Provided entries>
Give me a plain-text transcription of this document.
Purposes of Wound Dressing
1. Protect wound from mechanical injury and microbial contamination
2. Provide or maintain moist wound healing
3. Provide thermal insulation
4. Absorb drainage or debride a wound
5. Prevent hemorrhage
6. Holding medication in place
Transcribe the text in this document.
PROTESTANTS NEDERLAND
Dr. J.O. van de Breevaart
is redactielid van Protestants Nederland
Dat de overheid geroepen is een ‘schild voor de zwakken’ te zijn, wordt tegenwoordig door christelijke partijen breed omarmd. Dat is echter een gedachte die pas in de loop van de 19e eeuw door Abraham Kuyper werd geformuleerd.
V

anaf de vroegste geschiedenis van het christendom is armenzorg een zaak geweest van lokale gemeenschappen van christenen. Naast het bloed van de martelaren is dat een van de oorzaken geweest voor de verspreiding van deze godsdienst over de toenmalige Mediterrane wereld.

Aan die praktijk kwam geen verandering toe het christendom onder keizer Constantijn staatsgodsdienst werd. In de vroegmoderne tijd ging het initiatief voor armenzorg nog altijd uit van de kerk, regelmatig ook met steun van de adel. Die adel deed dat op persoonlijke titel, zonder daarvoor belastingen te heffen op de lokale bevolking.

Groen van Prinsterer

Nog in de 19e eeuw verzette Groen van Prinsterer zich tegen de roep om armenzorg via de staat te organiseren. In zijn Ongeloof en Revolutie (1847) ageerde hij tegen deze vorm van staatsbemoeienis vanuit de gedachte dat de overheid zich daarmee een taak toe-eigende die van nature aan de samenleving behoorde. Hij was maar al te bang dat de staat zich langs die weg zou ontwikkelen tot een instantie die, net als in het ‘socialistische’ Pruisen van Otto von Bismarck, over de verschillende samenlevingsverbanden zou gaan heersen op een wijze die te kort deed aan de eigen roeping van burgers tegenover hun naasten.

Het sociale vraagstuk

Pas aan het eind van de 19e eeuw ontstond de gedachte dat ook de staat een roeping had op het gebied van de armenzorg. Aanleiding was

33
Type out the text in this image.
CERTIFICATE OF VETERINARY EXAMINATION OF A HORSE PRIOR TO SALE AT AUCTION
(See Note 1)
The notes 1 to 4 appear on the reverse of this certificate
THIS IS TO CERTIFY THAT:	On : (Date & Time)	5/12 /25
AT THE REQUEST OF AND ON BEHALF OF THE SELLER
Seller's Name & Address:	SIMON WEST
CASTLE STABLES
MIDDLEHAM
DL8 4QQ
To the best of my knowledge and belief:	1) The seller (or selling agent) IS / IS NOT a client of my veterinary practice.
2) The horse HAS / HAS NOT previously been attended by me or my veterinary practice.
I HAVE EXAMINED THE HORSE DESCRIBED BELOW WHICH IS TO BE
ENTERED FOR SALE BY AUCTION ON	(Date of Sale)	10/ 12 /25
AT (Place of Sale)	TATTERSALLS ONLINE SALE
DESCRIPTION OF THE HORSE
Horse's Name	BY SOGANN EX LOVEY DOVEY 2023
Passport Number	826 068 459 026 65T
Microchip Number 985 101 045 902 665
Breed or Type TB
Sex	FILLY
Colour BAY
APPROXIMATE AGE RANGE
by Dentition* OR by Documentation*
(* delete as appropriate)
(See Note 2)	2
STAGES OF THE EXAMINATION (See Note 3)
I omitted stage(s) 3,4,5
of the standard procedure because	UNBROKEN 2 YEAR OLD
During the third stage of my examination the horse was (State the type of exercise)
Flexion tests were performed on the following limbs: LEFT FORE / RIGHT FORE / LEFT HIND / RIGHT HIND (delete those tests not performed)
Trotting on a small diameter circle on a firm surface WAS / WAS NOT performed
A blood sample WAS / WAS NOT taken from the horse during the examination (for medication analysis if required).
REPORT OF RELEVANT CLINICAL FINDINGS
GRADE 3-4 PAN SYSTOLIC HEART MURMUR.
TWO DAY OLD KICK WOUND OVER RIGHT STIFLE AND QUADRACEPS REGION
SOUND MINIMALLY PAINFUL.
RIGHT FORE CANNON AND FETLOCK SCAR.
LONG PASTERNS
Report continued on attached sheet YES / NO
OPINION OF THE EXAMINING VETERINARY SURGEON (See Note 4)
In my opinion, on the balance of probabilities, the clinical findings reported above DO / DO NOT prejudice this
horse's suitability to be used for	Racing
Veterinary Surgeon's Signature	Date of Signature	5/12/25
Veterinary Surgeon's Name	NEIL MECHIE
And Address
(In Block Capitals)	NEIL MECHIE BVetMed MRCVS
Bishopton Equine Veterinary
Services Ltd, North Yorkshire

What this task involves>
Every record should be repeated exactly; please leave none out.

Task response>
Give me a plain-text transcription of this document.
Purposes of Wound Dressing
1. Protect wound from mechanical injury and microbial contamination
2. Provide or maintain moist wound healing
3. Provide thermal insulation
4. Absorb drainage or debride a wound
5. Prevent hemorrhage
6. Holding medication in place
Transcribe the text in this document.
PROTESTANTS NEDERLAND
Dr. J.O. van de Breevaart
is redactielid van Protestants Nederland
Dat de overheid geroepen is een ‘schild voor de zwakken’ te zijn, wordt tegenwoordig door christelijke partijen breed omarmd. Dat is echter een gedachte die pas in de loop van de 19e eeuw door Abraham Kuyper werd geformuleerd.
V

anaf de vroegste geschiedenis van het christendom is armenzorg een zaak geweest van lokale gemeenschappen van christenen. Naast het bloed van de martelaren is dat een van de oorzaken geweest voor de verspreiding van deze godsdienst over de toenmalige Mediterrane wereld.

Aan die praktijk kwam geen verandering toe het christendom onder keizer Constantijn staatsgodsdienst werd. In de vroegmoderne tijd ging het initiatief voor armenzorg nog altijd uit van de kerk, regelmatig ook met steun van de adel. Die adel deed dat op persoonlijke titel, zonder daarvoor belastingen te heffen op de lokale bevolking.

Groen van Prinsterer

Nog in de 19e eeuw verzette Groen van Prinsterer zich tegen de roep om armenzorg via de staat te organiseren. In zijn Ongeloof en Revolutie (1847) ageerde hij tegen deze vorm van staatsbemoeienis vanuit de gedachte dat de overheid zich daarmee een taak toe-eigende die van nature aan de samenleving behoorde. Hij was maar al te bang dat de staat zich langs die weg zou ontwikkelen tot een instantie die, net als in het ‘socialistische’ Pruisen van Otto von Bismarck, over de verschillende samenlevingsverbanden zou gaan heersen op een wijze die te kort deed aan de eigen roeping van burgers tegenover hun naasten.

Het sociale vraagstuk

Pas aan het eind van de 19e eeuw ontstond de gedachte dat ook de staat een roeping had op het gebied van de armenzorg. Aanleiding was

33
Type out the text in this image.
CERTIFICATE OF VETERINARY EXAMINATION OF A HORSE PRIOR TO SALE AT AUCTION
(See Note 1)
The notes 1 to 4 appear on the reverse of this certificate
THIS IS TO CERTIFY THAT:	On : (Date & Time)	5/12 /25
AT THE REQUEST OF AND ON BEHALF OF THE SELLER
Seller's Name & Address:	SIMON WEST
CASTLE STABLES
MIDDLEHAM
DL8 4QQ
To the best of my knowledge and belief:	1) The seller (or selling agent) IS / IS NOT a client of my veterinary practice.
2) The horse HAS / HAS NOT previously been attended by me or my veterinary practice.
I HAVE EXAMINED THE HORSE DESCRIBED BELOW WHICH IS TO BE
ENTERED FOR SALE BY AUCTION ON	(Date of Sale)	10/ 12 /25
AT (Place of Sale)	TATTERSALLS ONLINE SALE
DESCRIPTION OF THE HORSE
Horse's Name	BY SOGANN EX LOVEY DOVEY 2023
Passport Number	826 068 459 026 65T
Microchip Number 985 101 045 902 665
Breed or Type TB
Sex	FILLY
Colour BAY
APPROXIMATE AGE RANGE
by Dentition* OR by Documentation*
(* delete as appropriate)
(See Note 2)	2
STAGES OF THE EXAMINATION (See Note 3)
I omitted stage(s) 3,4,5
of the standard procedure because	UNBROKEN 2 YEAR OLD
During the third stage of my examination the horse was (State the type of exercise)
Flexion tests were performed on the following limbs: LEFT FORE / RIGHT FORE / LEFT HIND / RIGHT HIND (delete those tests not performed)
Trotting on a small diameter circle on a firm surface WAS / WAS NOT performed
A blood sample WAS / WAS NOT taken from the horse during the examination (for medication analysis if required).
REPORT OF RELEVANT CLINICAL FINDINGS
GRADE 3-4 PAN SYSTOLIC HEART MURMUR.
TWO DAY OLD KICK WOUND OVER RIGHT STIFLE AND QUADRACEPS REGION
SOUND MINIMALLY PAINFUL.
RIGHT FORE CANNON AND FETLOCK SCAR.
LONG PASTERNS
Report continued on attached sheet YES / NO
OPINION OF THE EXAMINING VETERINARY SURGEON (See Note 4)
In my opinion, on the balance of probabilities, the clinical findings reported above DO / DO NOT prejudice this
horse's suitability to be used for	Racing
Veterinary Surgeon's Signature	Date of Signature	5/12/25
Veterinary Surgeon's Name	NEIL MECHIE
And Address
(In Block Capitals)	NEIL MECHIE BVetMed MRCVS
Bishopton Equine Veterinary
Services Ltd, North Yorkshire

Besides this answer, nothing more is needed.